● RECORDS SUPPLIED
━━━━━━━━━━━━━━━━━━━━
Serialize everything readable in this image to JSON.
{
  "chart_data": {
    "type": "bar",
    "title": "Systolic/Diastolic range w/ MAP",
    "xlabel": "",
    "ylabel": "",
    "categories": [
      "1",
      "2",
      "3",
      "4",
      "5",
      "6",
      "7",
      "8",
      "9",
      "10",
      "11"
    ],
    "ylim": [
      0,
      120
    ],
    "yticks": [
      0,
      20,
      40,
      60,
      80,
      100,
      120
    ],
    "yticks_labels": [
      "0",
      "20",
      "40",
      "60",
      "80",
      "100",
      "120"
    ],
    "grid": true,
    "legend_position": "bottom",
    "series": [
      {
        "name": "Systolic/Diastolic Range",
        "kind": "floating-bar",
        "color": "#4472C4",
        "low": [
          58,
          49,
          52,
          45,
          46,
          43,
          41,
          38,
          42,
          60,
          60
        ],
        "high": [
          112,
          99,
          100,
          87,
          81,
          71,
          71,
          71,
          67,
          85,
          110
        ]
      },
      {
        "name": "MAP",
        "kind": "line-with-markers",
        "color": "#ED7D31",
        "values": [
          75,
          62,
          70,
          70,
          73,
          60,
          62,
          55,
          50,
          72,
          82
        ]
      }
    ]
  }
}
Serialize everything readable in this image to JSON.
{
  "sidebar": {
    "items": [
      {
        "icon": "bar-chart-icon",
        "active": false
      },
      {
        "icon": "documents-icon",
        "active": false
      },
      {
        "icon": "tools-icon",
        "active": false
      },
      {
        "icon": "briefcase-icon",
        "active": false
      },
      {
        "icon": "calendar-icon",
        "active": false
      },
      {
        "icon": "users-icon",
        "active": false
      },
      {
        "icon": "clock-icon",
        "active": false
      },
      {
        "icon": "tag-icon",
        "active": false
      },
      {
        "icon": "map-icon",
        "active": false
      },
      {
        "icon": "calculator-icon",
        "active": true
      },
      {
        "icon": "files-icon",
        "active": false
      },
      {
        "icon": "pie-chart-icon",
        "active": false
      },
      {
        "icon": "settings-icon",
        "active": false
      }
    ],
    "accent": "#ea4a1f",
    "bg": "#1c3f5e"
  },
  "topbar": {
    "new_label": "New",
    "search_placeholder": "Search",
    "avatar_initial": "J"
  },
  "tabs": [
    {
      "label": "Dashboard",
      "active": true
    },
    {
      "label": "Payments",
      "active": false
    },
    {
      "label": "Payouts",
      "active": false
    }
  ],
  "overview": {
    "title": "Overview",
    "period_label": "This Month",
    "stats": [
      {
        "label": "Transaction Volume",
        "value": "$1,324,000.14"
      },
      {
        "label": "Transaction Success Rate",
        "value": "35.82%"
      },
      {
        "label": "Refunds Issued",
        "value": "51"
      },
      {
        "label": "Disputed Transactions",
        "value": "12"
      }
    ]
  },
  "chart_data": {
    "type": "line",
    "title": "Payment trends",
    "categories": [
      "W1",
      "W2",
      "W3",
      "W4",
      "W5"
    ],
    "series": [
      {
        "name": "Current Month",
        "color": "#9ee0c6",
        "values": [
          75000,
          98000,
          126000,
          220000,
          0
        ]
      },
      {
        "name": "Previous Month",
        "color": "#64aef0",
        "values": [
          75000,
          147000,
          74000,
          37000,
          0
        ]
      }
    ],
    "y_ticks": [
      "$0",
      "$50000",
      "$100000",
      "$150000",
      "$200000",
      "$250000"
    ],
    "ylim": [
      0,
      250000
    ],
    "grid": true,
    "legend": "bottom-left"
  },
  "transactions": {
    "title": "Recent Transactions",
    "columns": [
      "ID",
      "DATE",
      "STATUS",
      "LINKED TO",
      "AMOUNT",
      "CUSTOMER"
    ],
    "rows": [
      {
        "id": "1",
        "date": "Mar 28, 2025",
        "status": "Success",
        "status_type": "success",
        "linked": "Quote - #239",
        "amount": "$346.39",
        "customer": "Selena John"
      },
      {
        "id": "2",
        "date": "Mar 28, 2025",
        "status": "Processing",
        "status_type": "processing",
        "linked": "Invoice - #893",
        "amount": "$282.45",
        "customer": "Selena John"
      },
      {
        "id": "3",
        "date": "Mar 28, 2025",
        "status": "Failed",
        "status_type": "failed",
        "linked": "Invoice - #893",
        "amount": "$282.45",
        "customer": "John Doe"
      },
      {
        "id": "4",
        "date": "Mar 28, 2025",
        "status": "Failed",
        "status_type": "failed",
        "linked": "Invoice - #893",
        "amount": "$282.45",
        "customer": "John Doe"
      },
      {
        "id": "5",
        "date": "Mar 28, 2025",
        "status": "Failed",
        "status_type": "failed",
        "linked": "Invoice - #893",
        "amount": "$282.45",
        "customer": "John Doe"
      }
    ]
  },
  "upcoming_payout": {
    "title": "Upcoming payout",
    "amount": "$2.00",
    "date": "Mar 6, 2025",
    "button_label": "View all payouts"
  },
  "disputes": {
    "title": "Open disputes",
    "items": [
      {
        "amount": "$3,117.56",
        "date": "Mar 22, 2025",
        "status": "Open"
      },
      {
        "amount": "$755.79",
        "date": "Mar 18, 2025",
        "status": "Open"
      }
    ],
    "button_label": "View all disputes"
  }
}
━━━━━━━━━━━━━━━━━━━━
● WHAT THE TASK REQUIRES
Extract every line above exactly as it stands.

● CORRECT RESULT
Serialize everything readable in this image to JSON.
{
  "chart_data": {
    "type": "bar",
    "title": "Systolic/Diastolic range w/ MAP",
    "xlabel": "",
    "ylabel": "",
    "categories": [
      "1",
      "2",
      "3",
      "4",
      "5",
      "6",
      "7",
      "8",
      "9",
      "10",
      "11"
    ],
    "ylim": [
      0,
      120
    ],
    "yticks": [
      0,
      20,
      40,
      60,
      80,
      100,
      120
    ],
    "yticks_labels": [
      "0",
      "20",
      "40",
      "60",
      "80",
      "100",
      "120"
    ],
    "grid": true,
    "legend_position": "bottom",
    "series": [
      {
        "name": "Systolic/Diastolic Range",
        "kind": "floating-bar",
        "color": "#4472C4",
        "low": [
          58,
          49,
          52,
          45,
          46,
          43,
          41,
          38,
          42,
          60,
          60
        ],
        "high": [
          112,
          99,
          100,
          87,
          81,
          71,
          71,
          71,
          67,
          85,
          110
        ]
      },
      {
        "name": "MAP",
        "kind": "line-with-markers",
        "color": "#ED7D31",
        "values": [
          75,
          62,
          70,
          70,
          73,
          60,
          62,
          55,
          50,
          72,
          82
        ]
      }
    ]
  }
}
Serialize everything readable in this image to JSON.
{
  "sidebar": {
    "items": [
      {
        "icon": "bar-chart-icon",
        "active": false
      },
      {
        "icon": "documents-icon",
        "active": false
      },
      {
        "icon": "tools-icon",
        "active": false
      },
      {
        "icon": "briefcase-icon",
        "active": false
      },
      {
        "icon": "calendar-icon",
        "active": false
      },
      {
        "icon": "users-icon",
        "active": false
      },
      {
        "icon": "clock-icon",
        "active": false
      },
      {
        "icon": "tag-icon",
        "active": false
      },
      {
        "icon": "map-icon",
        "active": false
      },
      {
        "icon": "calculator-icon",
        "active": true
      },
      {
        "icon": "files-icon",
        "active": false
      },
      {
        "icon": "pie-chart-icon",
        "active": false
      },
      {
        "icon": "settings-icon",
        "active": false
      }
    ],
    "accent": "#ea4a1f",
    "bg": "#1c3f5e"
  },
  "topbar": {
    "new_label": "New",
    "search_placeholder": "Search",
    "avatar_initial": "J"
  },
  "tabs": [
    {
      "label": "Dashboard",
      "active": true
    },
    {
      "label": "Payments",
      "active": false
    },
    {
      "label": "Payouts",
      "active": false
    }
  ],
  "overview": {
    "title": "Overview",
    "period_label": "This Month",
    "stats": [
      {
        "label": "Transaction Volume",
        "value": "$1,324,000.14"
      },
      {
        "label": "Transaction Success Rate",
        "value": "35.82%"
      },
      {
        "label": "Refunds Issued",
        "value": "51"
      },
      {
        "label": "Disputed Transactions",
        "value": "12"
      }
    ]
  },
  "chart_data": {
    "type": "line",
    "title": "Payment trends",
    "categories": [
      "W1",
      "W2",
      "W3",
      "W4",
      "W5"
    ],
    "series": [
      {
        "name": "Current Month",
        "color": "#9ee0c6",
        "values": [
          75000,
          98000,
          126000,
          220000,
          0
        ]
      },
      {
        "name": "Previous Month",
        "color": "#64aef0",
        "values": [
          75000,
          147000,
          74000,
          37000,
          0
        ]
      }
    ],
    "y_ticks": [
      "$0",
      "$50000",
      "$100000",
      "$150000",
      "$200000",
      "$250000"
    ],
    "ylim": [
      0,
      250000
    ],
    "grid": true,
    "legend": "bottom-left"
  },
  "transactions": {
    "title": "Recent Transactions",
    "columns": [
      "ID",
      "DATE",
      "STATUS",
      "LINKED TO",
      "AMOUNT",
      "CUSTOMER"
    ],
    "rows": [
      {
        "id": "1",
        "date": "Mar 28, 2025",
        "status": "Success",
        "status_type": "success",
        "linked": "Quote - #239",
        "amount": "$346.39",
        "customer": "Selena John"
      },
      {
        "id": "2",
        "date": "Mar 28, 2025",
        "status": "Processing",
        "status_type": "processing",
        "linked": "Invoice - #893",
        "amount": "$282.45",
        "customer": "Selena John"
      },
      {
        "id": "3",
        "date": "Mar 28, 2025",
        "status": "Failed",
        "status_type": "failed",
        "linked": "Invoice - #893",
        "amount": "$282.45",
        "customer": "John Doe"
      },
      {
        "id": "4",
        "date": "Mar 28, 2025",
        "status": "Failed",
        "status_type": "failed",
        "linked": "Invoice - #893",
        "amount": "$282.45",
        "customer": "John Doe"
      },
      {
        "id": "5",
        "date": "Mar 28, 2025",
        "status": "Failed",
        "status_type": "failed",
        "linked": "Invoice - #893",
        "amount": "$282.45",
        "customer": "John Doe"
      }
    ]
  },
  "upcoming_payout": {
    "title": "Upcoming payout",
    "amount": "$2.00",
    "date": "Mar 6, 2025",
    "button_label": "View all payouts"
  },
  "disputes": {
    "title": "Open disputes",
    "items": [
      {
        "amount": "$3,117.56",
        "date": "Mar 22, 2025",
        "status": "Open"
      },
      {
        "amount": "$755.79",
        "date": "Mar 18, 2025",
        "status": "Open"
      }
    ],
    "button_label": "View all disputes"
  }
}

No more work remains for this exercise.